● **Set exercise**: State how many lines in the records hold the word "instruction", giving the number and no other text.

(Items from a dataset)
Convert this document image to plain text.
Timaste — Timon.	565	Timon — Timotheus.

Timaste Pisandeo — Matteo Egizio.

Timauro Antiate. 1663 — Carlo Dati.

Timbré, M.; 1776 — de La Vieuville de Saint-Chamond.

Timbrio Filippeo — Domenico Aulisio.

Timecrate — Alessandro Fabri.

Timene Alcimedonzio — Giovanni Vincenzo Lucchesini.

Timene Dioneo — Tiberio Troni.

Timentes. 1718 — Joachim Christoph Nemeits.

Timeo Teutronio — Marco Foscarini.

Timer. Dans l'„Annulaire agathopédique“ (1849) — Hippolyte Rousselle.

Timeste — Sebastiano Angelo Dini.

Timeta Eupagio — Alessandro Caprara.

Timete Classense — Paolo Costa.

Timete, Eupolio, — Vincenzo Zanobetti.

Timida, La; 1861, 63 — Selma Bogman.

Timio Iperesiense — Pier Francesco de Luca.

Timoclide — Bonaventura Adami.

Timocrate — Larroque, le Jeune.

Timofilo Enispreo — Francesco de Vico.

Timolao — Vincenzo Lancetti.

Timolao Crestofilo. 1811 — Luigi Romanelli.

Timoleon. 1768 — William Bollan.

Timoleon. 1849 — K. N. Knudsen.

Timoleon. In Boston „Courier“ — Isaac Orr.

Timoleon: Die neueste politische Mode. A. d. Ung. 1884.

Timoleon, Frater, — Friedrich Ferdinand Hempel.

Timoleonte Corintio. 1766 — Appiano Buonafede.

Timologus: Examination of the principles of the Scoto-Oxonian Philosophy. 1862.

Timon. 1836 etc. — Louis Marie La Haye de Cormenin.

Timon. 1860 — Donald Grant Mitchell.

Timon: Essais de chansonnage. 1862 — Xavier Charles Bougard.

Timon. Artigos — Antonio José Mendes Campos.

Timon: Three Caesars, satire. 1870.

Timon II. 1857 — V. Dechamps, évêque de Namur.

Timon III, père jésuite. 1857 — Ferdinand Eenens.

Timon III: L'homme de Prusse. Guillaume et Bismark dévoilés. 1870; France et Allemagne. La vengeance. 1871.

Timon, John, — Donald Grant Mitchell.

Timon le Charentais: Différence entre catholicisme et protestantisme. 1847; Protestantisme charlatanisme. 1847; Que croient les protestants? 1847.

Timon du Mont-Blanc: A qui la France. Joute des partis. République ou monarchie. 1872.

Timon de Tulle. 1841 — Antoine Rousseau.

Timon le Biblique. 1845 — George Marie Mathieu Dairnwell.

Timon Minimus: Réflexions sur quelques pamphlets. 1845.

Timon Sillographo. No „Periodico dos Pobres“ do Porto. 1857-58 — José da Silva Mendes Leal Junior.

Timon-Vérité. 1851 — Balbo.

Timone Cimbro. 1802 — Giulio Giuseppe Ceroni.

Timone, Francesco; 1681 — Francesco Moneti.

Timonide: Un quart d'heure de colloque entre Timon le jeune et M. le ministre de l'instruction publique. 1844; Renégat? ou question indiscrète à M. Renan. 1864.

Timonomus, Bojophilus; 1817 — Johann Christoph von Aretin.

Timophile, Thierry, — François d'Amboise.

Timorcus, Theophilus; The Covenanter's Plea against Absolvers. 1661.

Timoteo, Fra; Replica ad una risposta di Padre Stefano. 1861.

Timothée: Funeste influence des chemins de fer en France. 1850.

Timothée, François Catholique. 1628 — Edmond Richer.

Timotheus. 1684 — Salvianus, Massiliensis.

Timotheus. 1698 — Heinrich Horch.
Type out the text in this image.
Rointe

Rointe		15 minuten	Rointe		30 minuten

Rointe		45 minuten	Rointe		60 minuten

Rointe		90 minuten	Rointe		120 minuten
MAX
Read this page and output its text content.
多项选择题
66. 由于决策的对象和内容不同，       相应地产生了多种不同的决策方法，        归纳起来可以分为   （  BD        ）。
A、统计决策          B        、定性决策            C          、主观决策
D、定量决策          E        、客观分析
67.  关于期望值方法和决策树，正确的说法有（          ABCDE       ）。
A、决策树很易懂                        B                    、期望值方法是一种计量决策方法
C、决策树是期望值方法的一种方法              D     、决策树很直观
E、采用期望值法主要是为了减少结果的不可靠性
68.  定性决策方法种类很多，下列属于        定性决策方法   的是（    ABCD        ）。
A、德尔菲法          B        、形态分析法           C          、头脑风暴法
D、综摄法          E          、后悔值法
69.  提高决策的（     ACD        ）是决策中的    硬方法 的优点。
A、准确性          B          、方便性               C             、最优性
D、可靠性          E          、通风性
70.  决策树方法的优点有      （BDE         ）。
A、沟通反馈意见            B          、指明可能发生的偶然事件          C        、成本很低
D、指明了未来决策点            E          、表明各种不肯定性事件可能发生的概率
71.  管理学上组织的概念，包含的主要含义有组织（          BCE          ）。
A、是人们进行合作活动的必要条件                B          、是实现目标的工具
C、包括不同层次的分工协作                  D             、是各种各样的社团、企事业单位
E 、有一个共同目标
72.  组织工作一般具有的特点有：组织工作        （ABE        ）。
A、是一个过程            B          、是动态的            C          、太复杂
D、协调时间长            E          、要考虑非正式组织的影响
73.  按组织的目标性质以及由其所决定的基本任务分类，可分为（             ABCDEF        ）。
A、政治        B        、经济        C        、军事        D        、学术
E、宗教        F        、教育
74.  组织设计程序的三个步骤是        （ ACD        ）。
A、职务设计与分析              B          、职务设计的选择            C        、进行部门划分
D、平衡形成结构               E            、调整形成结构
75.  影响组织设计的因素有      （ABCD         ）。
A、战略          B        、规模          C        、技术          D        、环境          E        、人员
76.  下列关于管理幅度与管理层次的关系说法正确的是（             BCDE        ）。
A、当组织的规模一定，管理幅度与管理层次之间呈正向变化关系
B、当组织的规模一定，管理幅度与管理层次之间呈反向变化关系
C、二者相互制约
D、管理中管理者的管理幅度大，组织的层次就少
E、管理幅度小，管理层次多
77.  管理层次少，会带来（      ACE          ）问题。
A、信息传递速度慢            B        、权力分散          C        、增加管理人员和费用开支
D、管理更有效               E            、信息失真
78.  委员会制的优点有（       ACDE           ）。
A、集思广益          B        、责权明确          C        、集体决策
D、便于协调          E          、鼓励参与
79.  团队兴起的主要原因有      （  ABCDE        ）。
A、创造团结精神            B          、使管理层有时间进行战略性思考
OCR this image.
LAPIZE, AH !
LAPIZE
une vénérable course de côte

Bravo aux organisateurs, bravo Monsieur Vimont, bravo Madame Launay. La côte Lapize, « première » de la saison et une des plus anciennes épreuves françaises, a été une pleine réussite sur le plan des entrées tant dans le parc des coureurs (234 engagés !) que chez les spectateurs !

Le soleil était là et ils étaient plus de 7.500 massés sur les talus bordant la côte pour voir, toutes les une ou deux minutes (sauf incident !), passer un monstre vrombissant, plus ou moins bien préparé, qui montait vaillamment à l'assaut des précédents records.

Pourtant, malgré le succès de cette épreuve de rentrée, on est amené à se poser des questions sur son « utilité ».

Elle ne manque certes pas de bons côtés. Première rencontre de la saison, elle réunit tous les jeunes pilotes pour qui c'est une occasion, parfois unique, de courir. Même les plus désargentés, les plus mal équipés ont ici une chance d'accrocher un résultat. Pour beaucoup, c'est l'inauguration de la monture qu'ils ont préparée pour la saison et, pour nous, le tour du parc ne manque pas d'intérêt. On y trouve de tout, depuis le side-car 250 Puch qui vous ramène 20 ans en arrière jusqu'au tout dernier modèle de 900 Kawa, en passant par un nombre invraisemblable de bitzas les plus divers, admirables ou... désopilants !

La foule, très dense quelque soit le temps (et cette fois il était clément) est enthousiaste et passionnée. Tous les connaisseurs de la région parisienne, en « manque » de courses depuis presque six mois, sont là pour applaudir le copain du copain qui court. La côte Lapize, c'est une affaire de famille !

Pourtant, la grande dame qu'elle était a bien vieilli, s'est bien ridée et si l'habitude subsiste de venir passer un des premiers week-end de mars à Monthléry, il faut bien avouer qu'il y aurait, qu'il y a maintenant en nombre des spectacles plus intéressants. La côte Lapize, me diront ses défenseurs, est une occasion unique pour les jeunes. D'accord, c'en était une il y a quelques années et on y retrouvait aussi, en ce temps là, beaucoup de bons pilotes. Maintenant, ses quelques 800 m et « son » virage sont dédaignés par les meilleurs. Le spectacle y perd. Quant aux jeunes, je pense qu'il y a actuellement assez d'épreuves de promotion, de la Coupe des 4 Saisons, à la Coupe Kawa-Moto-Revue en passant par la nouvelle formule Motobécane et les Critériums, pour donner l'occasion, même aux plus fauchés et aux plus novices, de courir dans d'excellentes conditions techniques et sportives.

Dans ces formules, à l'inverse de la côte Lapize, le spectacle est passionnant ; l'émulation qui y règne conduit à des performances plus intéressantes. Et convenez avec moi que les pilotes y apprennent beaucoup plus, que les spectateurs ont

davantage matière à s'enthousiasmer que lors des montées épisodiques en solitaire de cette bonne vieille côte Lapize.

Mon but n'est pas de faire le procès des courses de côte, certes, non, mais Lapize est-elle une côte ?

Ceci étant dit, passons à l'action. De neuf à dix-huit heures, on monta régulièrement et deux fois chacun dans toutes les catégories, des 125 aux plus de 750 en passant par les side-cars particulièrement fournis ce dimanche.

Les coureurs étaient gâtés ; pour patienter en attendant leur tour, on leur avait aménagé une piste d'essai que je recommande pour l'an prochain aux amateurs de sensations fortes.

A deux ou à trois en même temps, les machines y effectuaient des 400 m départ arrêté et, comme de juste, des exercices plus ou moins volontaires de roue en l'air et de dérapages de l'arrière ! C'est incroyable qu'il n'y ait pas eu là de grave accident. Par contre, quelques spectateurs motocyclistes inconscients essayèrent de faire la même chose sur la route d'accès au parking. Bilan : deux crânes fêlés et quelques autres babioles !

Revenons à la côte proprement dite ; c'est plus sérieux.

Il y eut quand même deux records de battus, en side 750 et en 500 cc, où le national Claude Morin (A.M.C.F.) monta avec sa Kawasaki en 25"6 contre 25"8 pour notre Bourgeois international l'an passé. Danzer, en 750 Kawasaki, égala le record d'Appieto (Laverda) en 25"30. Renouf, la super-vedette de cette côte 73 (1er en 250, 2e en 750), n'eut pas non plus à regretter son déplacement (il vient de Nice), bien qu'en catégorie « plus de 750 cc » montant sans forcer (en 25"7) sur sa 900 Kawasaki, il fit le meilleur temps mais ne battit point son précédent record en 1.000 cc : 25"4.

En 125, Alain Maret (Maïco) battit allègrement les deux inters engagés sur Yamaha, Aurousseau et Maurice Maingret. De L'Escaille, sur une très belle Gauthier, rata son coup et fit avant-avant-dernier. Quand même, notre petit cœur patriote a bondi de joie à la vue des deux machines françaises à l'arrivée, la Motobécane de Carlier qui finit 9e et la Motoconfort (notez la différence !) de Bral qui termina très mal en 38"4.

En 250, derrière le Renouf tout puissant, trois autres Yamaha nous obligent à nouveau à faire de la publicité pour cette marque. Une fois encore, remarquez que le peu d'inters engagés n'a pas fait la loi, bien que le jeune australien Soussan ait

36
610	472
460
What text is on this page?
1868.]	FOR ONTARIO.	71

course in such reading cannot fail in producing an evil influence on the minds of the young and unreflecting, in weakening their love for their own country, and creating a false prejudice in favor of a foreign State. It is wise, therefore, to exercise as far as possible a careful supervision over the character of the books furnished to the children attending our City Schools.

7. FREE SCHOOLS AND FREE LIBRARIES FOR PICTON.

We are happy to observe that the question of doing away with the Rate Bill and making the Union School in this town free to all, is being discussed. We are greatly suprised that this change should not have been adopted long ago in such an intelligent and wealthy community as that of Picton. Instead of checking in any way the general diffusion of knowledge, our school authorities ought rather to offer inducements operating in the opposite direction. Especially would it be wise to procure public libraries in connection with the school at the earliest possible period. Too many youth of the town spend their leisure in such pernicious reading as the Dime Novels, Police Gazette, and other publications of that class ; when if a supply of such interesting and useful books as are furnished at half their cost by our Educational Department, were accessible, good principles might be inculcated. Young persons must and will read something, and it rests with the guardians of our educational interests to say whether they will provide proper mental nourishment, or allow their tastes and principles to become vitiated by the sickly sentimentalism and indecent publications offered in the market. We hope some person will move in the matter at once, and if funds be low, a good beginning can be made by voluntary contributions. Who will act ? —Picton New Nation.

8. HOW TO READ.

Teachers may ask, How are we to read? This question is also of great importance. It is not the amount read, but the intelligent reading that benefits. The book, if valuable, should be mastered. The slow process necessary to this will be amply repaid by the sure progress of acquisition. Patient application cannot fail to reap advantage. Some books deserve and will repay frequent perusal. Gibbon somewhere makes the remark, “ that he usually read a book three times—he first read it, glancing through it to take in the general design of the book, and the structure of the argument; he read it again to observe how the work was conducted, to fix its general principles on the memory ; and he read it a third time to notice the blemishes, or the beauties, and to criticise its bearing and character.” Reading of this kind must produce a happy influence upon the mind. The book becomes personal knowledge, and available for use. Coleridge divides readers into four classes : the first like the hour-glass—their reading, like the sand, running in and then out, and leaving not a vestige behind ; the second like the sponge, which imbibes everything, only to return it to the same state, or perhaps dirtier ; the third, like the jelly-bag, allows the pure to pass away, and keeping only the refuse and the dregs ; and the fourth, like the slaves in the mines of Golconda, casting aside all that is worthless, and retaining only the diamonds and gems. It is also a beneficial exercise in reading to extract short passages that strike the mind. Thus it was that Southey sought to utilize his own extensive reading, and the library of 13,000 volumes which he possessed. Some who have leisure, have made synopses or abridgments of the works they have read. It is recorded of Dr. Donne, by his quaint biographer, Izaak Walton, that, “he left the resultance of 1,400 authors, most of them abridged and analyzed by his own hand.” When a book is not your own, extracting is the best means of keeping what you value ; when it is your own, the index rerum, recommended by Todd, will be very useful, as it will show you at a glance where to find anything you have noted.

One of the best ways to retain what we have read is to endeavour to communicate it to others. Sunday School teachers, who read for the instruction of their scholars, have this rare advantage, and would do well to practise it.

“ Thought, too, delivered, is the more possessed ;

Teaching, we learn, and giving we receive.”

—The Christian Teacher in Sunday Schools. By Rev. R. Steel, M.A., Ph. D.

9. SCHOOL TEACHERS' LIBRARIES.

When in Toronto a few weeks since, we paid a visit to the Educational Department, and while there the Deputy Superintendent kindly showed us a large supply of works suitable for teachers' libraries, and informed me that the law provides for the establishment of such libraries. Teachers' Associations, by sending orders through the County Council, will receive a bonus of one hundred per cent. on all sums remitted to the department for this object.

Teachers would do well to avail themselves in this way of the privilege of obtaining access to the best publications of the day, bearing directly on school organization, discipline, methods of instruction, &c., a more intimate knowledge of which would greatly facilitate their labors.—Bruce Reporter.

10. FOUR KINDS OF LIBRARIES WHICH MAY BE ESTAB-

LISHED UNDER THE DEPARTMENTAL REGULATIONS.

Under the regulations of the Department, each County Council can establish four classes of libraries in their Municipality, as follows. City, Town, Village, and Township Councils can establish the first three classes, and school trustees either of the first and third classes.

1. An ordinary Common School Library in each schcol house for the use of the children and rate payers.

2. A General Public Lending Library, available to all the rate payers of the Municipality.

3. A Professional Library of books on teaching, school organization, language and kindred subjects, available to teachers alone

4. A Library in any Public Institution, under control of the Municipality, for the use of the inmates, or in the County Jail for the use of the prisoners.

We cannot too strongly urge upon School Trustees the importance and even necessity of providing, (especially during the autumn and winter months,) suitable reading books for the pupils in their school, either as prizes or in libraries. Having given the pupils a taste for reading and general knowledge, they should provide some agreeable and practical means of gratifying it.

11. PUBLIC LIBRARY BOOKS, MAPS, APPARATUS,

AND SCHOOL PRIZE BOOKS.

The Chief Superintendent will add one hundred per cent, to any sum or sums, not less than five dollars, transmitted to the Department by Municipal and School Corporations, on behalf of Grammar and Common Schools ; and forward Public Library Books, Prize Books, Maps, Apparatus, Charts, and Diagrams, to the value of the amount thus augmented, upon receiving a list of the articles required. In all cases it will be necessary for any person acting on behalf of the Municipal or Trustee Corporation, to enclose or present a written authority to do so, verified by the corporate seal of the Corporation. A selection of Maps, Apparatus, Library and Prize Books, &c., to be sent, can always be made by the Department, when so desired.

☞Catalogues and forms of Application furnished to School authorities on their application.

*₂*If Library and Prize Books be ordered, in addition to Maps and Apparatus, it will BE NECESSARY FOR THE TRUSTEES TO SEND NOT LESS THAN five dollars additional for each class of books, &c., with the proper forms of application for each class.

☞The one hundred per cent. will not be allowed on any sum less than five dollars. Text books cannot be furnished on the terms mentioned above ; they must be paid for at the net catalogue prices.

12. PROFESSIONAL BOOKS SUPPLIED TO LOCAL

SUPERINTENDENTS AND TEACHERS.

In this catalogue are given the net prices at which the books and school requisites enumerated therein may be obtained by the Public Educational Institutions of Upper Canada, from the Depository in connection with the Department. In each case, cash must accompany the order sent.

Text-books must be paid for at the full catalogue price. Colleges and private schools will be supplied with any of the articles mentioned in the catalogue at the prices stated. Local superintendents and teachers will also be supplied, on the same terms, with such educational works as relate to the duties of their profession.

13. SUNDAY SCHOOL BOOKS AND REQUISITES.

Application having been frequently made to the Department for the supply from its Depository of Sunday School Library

● **Written response**: 3